Short task: Find how many lines hold the word "captured" and give that number only.

**** Supplied information ****

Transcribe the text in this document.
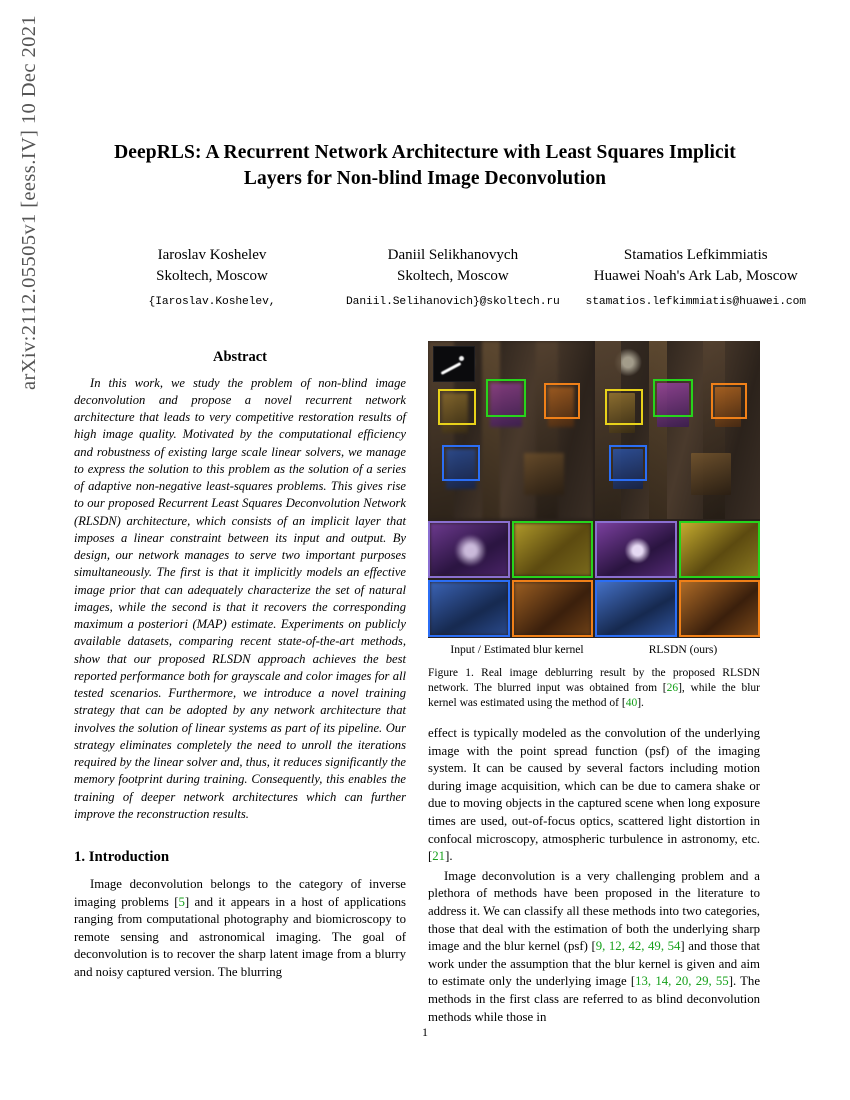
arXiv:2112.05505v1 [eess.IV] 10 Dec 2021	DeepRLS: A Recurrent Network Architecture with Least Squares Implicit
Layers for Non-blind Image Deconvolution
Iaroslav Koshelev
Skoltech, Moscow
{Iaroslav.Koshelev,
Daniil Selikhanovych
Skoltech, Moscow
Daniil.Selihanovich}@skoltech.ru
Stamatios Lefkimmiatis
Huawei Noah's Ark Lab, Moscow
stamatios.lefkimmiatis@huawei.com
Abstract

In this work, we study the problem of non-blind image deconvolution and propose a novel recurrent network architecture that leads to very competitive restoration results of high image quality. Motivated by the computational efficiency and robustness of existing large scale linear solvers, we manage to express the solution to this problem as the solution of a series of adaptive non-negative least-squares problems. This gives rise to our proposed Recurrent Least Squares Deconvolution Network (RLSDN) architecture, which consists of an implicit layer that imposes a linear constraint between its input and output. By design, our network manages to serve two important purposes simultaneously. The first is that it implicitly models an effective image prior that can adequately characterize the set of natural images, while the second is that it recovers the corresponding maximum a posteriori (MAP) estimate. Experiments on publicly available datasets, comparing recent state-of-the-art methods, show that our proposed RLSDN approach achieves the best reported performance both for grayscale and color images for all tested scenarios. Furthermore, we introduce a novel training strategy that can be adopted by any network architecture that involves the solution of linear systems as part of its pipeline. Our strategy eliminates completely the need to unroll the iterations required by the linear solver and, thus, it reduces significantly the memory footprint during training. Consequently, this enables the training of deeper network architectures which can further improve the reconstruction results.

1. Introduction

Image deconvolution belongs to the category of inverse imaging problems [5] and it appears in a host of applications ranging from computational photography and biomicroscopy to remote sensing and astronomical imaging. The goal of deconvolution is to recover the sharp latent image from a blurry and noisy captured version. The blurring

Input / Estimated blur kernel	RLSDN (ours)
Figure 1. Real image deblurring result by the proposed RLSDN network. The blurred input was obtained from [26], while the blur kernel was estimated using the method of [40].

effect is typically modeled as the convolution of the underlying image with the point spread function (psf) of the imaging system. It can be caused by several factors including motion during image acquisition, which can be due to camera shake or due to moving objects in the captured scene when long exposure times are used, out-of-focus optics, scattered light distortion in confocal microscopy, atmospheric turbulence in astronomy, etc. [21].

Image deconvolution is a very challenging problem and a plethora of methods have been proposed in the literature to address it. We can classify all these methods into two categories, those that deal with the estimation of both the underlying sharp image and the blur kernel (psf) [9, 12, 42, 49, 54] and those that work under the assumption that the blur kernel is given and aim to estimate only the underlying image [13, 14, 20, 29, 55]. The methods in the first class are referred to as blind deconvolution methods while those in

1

****

Solution to this task: 2